- _Data records_:
— BEGIN —

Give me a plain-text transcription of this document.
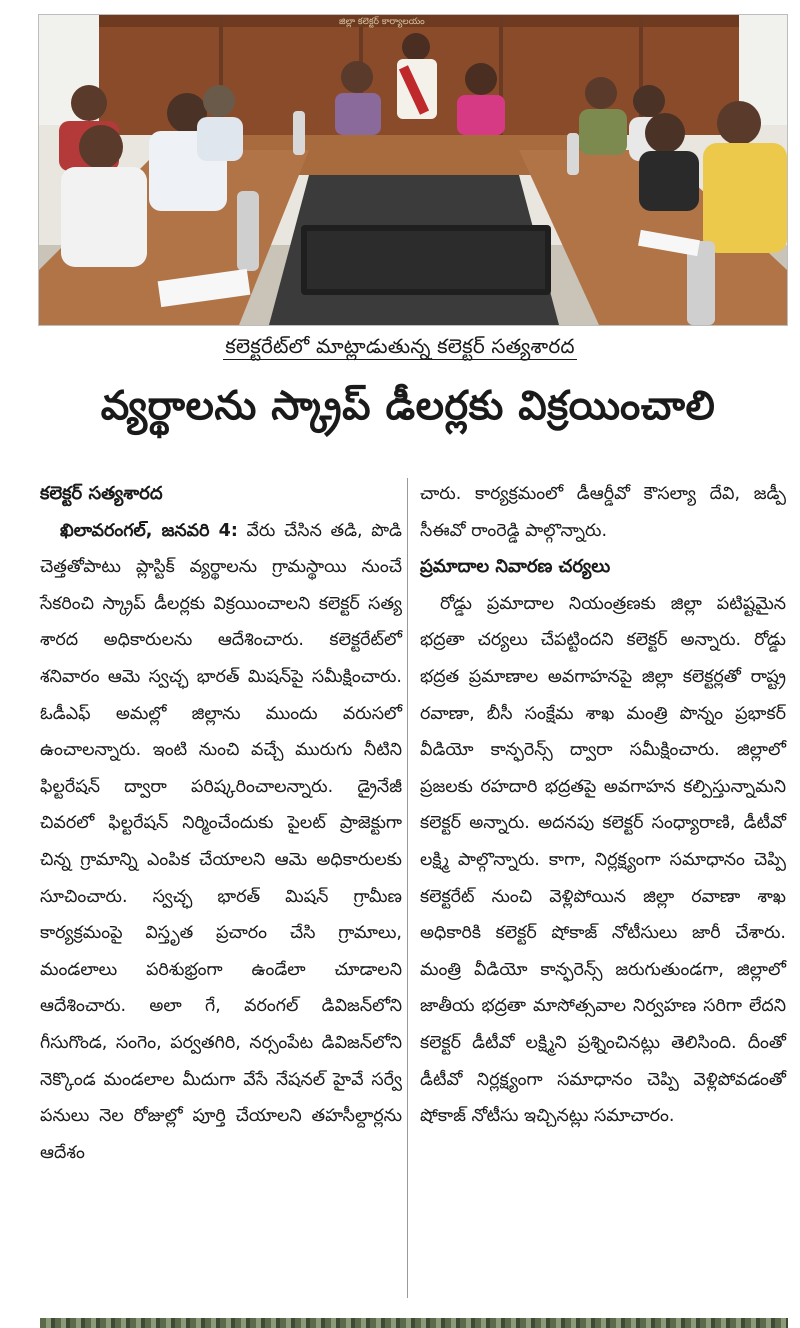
జిల్లా కలెక్టర్ కార్యాలయం
కలెక్టరేట్‌లో మాట్లాడుతున్న కలెక్టర్ సత్యశారద
వ్యర్థాలను స్క్రాప్ డీలర్లకు విక్రయించాలి

కలెక్టర్ సత్యశారద

ఖిలావరంగల్, జనవరి 4: వేరు చేసిన తడి, పొడి చెత్తతోపాటు ప్లాస్టిక్ వ్యర్థాలను గ్రామస్థాయి నుంచే సేకరించి స్క్రాప్ డీలర్లకు విక్రయించాలని కలెక్టర్ సత్య శారద అధికారులను ఆదేశించారు. కలెక్టరేట్‌లో శనివారం ఆమె స్వచ్ఛ భారత్ మిషన్‌పై సమీక్షించారు. ఓడీఎఫ్ అమల్లో జిల్లాను ముందు వరుసలో ఉంచాలన్నారు. ఇంటి నుంచి వచ్చే మురుగు నీటిని ఫిల్టరేషన్ ద్వారా పరిష్కరించాలన్నారు. డ్రైనేజీ చివరలో ఫిల్టరేషన్ నిర్మించేందుకు పైలట్ ప్రాజెక్టుగా చిన్న గ్రామాన్ని ఎంపిక చేయాలని ఆమె అధికారులకు సూచించారు. స్వచ్ఛ భారత్ మిషన్ గ్రామీణ కార్యక్రమంపై విస్తృత ప్రచారం చేసి గ్రామాలు, మండలాలు పరిశుభ్రంగా ఉండేలా చూడాలని ఆదేశించారు. అలా గే, వరంగల్ డివిజన్‌లోని గీసుగొండ, సంగెం, పర్వతగిరి, నర్సంపేట డివిజన్‌లోని నెక్కొండ మండలాల మీదుగా వేసే నేషనల్ హైవే సర్వే పనులు నెల రోజుల్లో పూర్తి చేయాలని తహసీల్దార్లను ఆదేశం

చారు. కార్యక్రమంలో డీఆర్డీవో కౌసల్యా దేవి, జడ్పీ సీఈవో రాంరెడ్డి పాల్గొన్నారు.

ప్రమాదాల నివారణ చర్యలు

రోడ్డు ప్రమాదాల నియంత్రణకు జిల్లా పటిష్టమైన భద్రతా చర్యలు చేపట్టిందని కలెక్టర్ అన్నారు. రోడ్డు భద్రత ప్రమాణాల అవగాహనపై జిల్లా కలెక్టర్లతో రాష్ట్ర రవాణా, బీసీ సంక్షేమ శాఖ మంత్రి పొన్నం ప్రభాకర్ వీడియో కాన్ఫరెన్స్ ద్వారా సమీక్షించారు. జిల్లాలో ప్రజలకు రహదారి భద్రతపై అవగాహన కల్పిస్తున్నామని కలెక్టర్ అన్నారు. అదనపు కలెక్టర్ సంధ్యారాణి, డీటీవో లక్ష్మి పాల్గొన్నారు. కాగా, నిర్లక్ష్యంగా సమాధానం చెప్పి కలెక్టరేట్ నుంచి వెళ్లిపోయిన జిల్లా రవాణా శాఖ అధికారికి కలెక్టర్ షోకాజ్ నోటీసులు జారీ చేశారు. మంత్రి వీడియో కాన్ఫరెన్స్ జరుగుతుండగా, జిల్లాలో జాతీయ భద్రతా మాసోత్సవాల నిర్వహణ సరిగా లేదని కలెక్టర్ డీటీవో లక్ష్మిని ప్రశ్నించినట్లు తెలిసింది. దీంతో డీటీవో నిర్లక్ష్యంగా సమాధానం చెప్పి వెళ్లిపోవడంతో షోకాజ్ నోటీసు ఇచ్చినట్లు సమాచారం.
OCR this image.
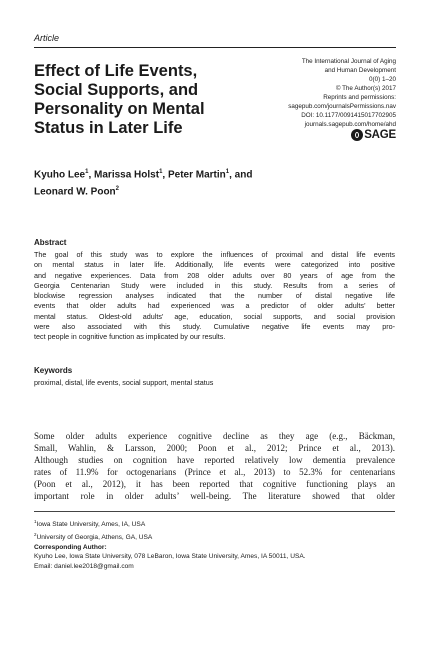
Article
Effect of Life Events,
Social Supports, and
Personality on Mental
Status in Later Life
The International Journal of Aging
and Human Development
0(0) 1–20
© The Author(s) 2017
Reprints and permissions:
sagepub.com/journalsPermissions.nav
DOI: 10.1177/0091415017702905
journals.sagepub.com/home/ahd
SAGE
Kyuho Lee$^1$, Marissa Holst$^1$, Peter Martin$^1$, and
Leonard W. Poon$^2$
Abstract
The goal of this study was to explore the influences of proximal and distal life events
on mental status in later life. Additionally, life events were categorized into positive
and negative experiences. Data from 208 older adults over 80 years of age from the
Georgia Centenarian Study were included in this study. Results from a series of
blockwise regression analyses indicated that the number of distal negative life
events that older adults had experienced was a predictor of older adults’ better
mental status. Oldest-old adults’ age, education, social supports, and social provision
were also associated with this study. Cumulative negative life events may pro-
tect people in cognitive function as implicated by our results.
Keywords
proximal, distal, life events, social support, mental status
Some older adults experience cognitive decline as they age (e.g., Bäckman,
Small, Wahlin, & Larsson, 2000; Poon et al., 2012; Prince et al., 2013).
Although studies on cognition have reported relatively low dementia prevalence
rates of 11.9% for octogenarians (Prince et al., 2013) to 52.3% for centenarians
(Poon et al., 2012), it has been reported that cognitive functioning plays an
important role in older adults’ well-being. The literature showed that older
$^1$Iowa State University, Ames, IA, USA
$^2$University of Georgia, Athens, GA, USA
Corresponding Author:
Kyuho Lee, Iowa State University, 078 LeBaron, Iowa State University, Ames, IA 50011, USA.
Email: daniel.lee2018@gmail.com
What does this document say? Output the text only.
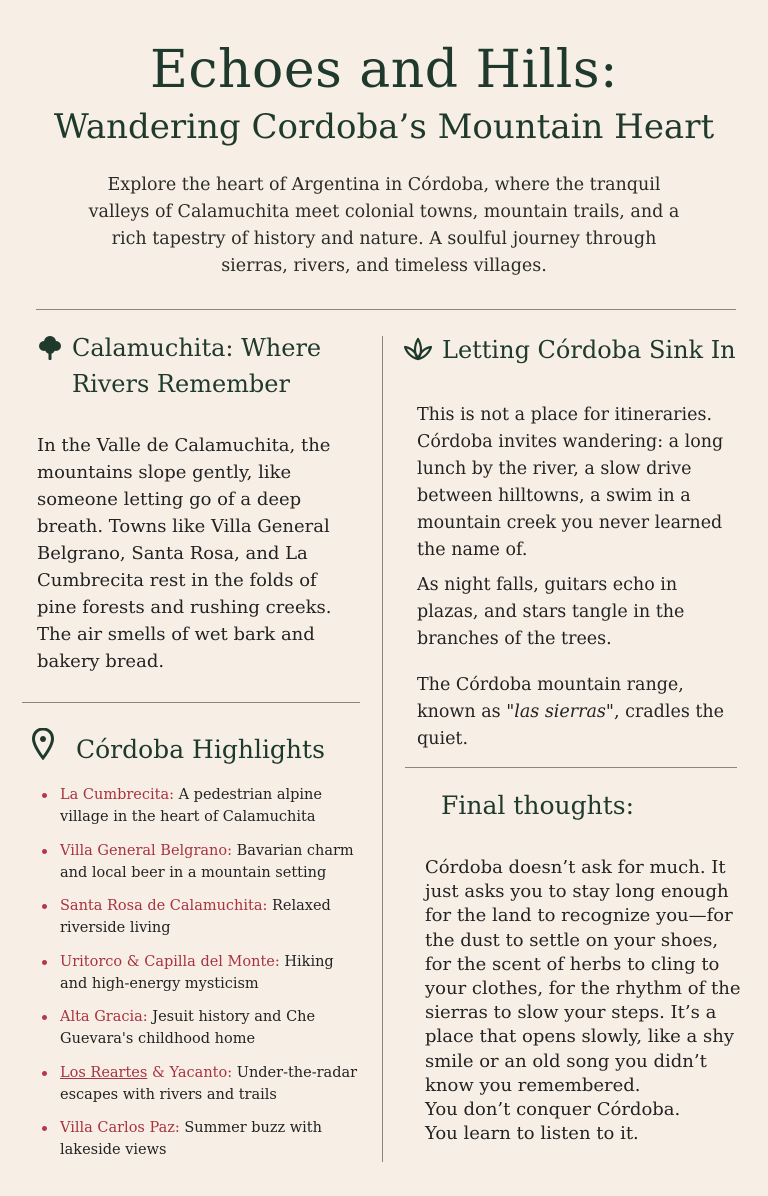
Echoes and Hills:
Wandering Cordoba’s Mountain Heart

Explore the heart of Argentina in Córdoba, where the tranquil valleys of Calamuchita meet colonial towns, mountain trails, and a rich tapestry of history and nature. A soulful journey through sierras, rivers, and timeless villages.

Calamuchita: Where
Rivers Remember

In the Valle de Calamuchita, the mountains slope gently, like someone letting go of a deep breath. Towns like Villa General Belgrano, Santa Rosa, and La Cumbrecita rest in the folds of pine forests and rushing creeks. The air smells of wet bark and bakery bread.

Córdoba Highlights
La Cumbrecita: A pedestrian alpine village in the heart of Calamuchita
Villa General Belgrano: Bavarian charm and local beer in a mountain setting
Santa Rosa de Calamuchita: Relaxed riverside living
Uritorco & Capilla del Monte: Hiking and high-energy mysticism
Alta Gracia: Jesuit history and Che Guevara's childhood home
Los Reartes & Yacanto: Under-the-radar escapes with rivers and trails
Villa Carlos Paz: Summer buzz with lakeside views
Letting Córdoba Sink In

This is not a place for itineraries. Córdoba invites wandering: a long lunch by the river, a slow drive between hilltowns, a swim in a mountain creek you never learned the name of.

As night falls, guitars echo in plazas, and stars tangle in the branches of the trees.

The Córdoba mountain range, known as "las sierras", cradles the quiet.

Final thoughts:
Córdoba doesn’t ask for much. It just asks you to stay long enough for the land to recognize you—for the dust to settle on your shoes, for the scent of herbs to cling to your clothes, for the rhythm of the sierras to slow your steps. It’s a place that opens slowly, like a shy smile or an old song you didn’t know you remembered.
You don’t conquer Córdoba.
You learn to listen to it.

— END —

- _BRIEF_:
Output the records above exactly; leave out the pictures.

- _WRITTEN REPLY_:
Give me a plain-text transcription of this document.
జిల్లా కలెక్టర్ కార్యాలయం
కలెక్టరేట్‌లో మాట్లాడుతున్న కలెక్టర్ సత్యశారద
వ్యర్థాలను స్క్రాప్ డీలర్లకు విక్రయించాలి

కలెక్టర్ సత్యశారద

ఖిలావరంగల్, జనవరి 4: వేరు చేసిన తడి, పొడి చెత్తతోపాటు ప్లాస్టిక్ వ్యర్థాలను గ్రామస్థాయి నుంచే సేకరించి స్క్రాప్ డీలర్లకు విక్రయించాలని కలెక్టర్ సత్య శారద అధికారులను ఆదేశించారు. కలెక్టరేట్‌లో శనివారం ఆమె స్వచ్ఛ భారత్ మిషన్‌పై సమీక్షించారు. ఓడీఎఫ్ అమల్లో జిల్లాను ముందు వరుసలో ఉంచాలన్నారు. ఇంటి నుంచి వచ్చే మురుగు నీటిని ఫిల్టరేషన్ ద్వారా పరిష్కరించాలన్నారు. డ్రైనేజీ చివరలో ఫిల్టరేషన్ నిర్మించేందుకు పైలట్ ప్రాజెక్టుగా చిన్న గ్రామాన్ని ఎంపిక చేయాలని ఆమె అధికారులకు సూచించారు. స్వచ్ఛ భారత్ మిషన్ గ్రామీణ కార్యక్రమంపై విస్తృత ప్రచారం చేసి గ్రామాలు, మండలాలు పరిశుభ్రంగా ఉండేలా చూడాలని ఆదేశించారు. అలా గే, వరంగల్ డివిజన్‌లోని గీసుగొండ, సంగెం, పర్వతగిరి, నర్సంపేట డివిజన్‌లోని నెక్కొండ మండలాల మీదుగా వేసే నేషనల్ హైవే సర్వే పనులు నెల రోజుల్లో పూర్తి చేయాలని తహసీల్దార్లను ఆదేశం

చారు. కార్యక్రమంలో డీఆర్డీవో కౌసల్యా దేవి, జడ్పీ సీఈవో రాంరెడ్డి పాల్గొన్నారు.

ప్రమాదాల నివారణ చర్యలు

రోడ్డు ప్రమాదాల నియంత్రణకు జిల్లా పటిష్టమైన భద్రతా చర్యలు చేపట్టిందని కలెక్టర్ అన్నారు. రోడ్డు భద్రత ప్రమాణాల అవగాహనపై జిల్లా కలెక్టర్లతో రాష్ట్ర రవాణా, బీసీ సంక్షేమ శాఖ మంత్రి పొన్నం ప్రభాకర్ వీడియో కాన్ఫరెన్స్ ద్వారా సమీక్షించారు. జిల్లాలో ప్రజలకు రహదారి భద్రతపై అవగాహన కల్పిస్తున్నామని కలెక్టర్ అన్నారు. అదనపు కలెక్టర్ సంధ్యారాణి, డీటీవో లక్ష్మి పాల్గొన్నారు. కాగా, నిర్లక్ష్యంగా సమాధానం చెప్పి కలెక్టరేట్ నుంచి వెళ్లిపోయిన జిల్లా రవాణా శాఖ అధికారికి కలెక్టర్ షోకాజ్ నోటీసులు జారీ చేశారు. మంత్రి వీడియో కాన్ఫరెన్స్ జరుగుతుండగా, జిల్లాలో జాతీయ భద్రతా మాసోత్సవాల నిర్వహణ సరిగా లేదని కలెక్టర్ డీటీవో లక్ష్మిని ప్రశ్నించినట్లు తెలిసింది. దీంతో డీటీవో నిర్లక్ష్యంగా సమాధానం చెప్పి వెళ్లిపోవడంతో షోకాజ్ నోటీసు ఇచ్చినట్లు సమాచారం.
OCR this image.
Article
Effect of Life Events,
Social Supports, and
Personality on Mental
Status in Later Life
The International Journal of Aging
and Human Development
0(0) 1–20
© The Author(s) 2017
Reprints and permissions:
sagepub.com/journalsPermissions.nav
DOI: 10.1177/0091415017702905
journals.sagepub.com/home/ahd
SAGE
Kyuho Lee$^1$, Marissa Holst$^1$, Peter Martin$^1$, and
Leonard W. Poon$^2$
Abstract
The goal of this study was to explore the influences of proximal and distal life events
on mental status in later life. Additionally, life events were categorized into positive
and negative experiences. Data from 208 older adults over 80 years of age from the
Georgia Centenarian Study were included in this study. Results from a series of
blockwise regression analyses indicated that the number of distal negative life
events that older adults had experienced was a predictor of older adults’ better
mental status. Oldest-old adults’ age, education, social supports, and social provision
were also associated with this study. Cumulative negative life events may pro-
tect people in cognitive function as implicated by our results.
Keywords
proximal, distal, life events, social support, mental status
Some older adults experience cognitive decline as they age (e.g., Bäckman,
Small, Wahlin, & Larsson, 2000; Poon et al., 2012; Prince et al., 2013).
Although studies on cognition have reported relatively low dementia prevalence
rates of 11.9% for octogenarians (Prince et al., 2013) to 52.3% for centenarians
(Poon et al., 2012), it has been reported that cognitive functioning plays an
important role in older adults’ well-being. The literature showed that older
$^1$Iowa State University, Ames, IA, USA
$^2$University of Georgia, Athens, GA, USA
Corresponding Author:
Kyuho Lee, Iowa State University, 078 LeBaron, Iowa State University, Ames, IA 50011, USA.
Email: daniel.lee2018@gmail.com
What does this document say? Output the text only.
Echoes and Hills:
Wandering Cordoba’s Mountain Heart

Explore the heart of Argentina in Córdoba, where the tranquil valleys of Calamuchita meet colonial towns, mountain trails, and a rich tapestry of history and nature. A soulful journey through sierras, rivers, and timeless villages.

Calamuchita: Where
Rivers Remember

In the Valle de Calamuchita, the mountains slope gently, like someone letting go of a deep breath. Towns like Villa General Belgrano, Santa Rosa, and La Cumbrecita rest in the folds of pine forests and rushing creeks. The air smells of wet bark and bakery bread.

Córdoba Highlights
La Cumbrecita: A pedestrian alpine village in the heart of Calamuchita
Villa General Belgrano: Bavarian charm and local beer in a mountain setting
Santa Rosa de Calamuchita: Relaxed riverside living
Uritorco & Capilla del Monte: Hiking and high-energy mysticism
Alta Gracia: Jesuit history and Che Guevara's childhood home
Los Reartes & Yacanto: Under-the-radar escapes with rivers and trails
Villa Carlos Paz: Summer buzz with lakeside views
Letting Córdoba Sink In

This is not a place for itineraries. Córdoba invites wandering: a long lunch by the river, a slow drive between hilltowns, a swim in a mountain creek you never learned the name of.

As night falls, guitars echo in plazas, and stars tangle in the branches of the trees.

The Córdoba mountain range, known as "las sierras", cradles the quiet.

Final thoughts:
Córdoba doesn’t ask for much. It just asks you to stay long enough for the land to recognize you—for the dust to settle on your shoes, for the scent of herbs to cling to your clothes, for the rhythm of the sierras to slow your steps. It’s a place that opens slowly, like a shy smile or an old song you didn’t know you remembered.
You don’t conquer Córdoba.
You learn to listen to it.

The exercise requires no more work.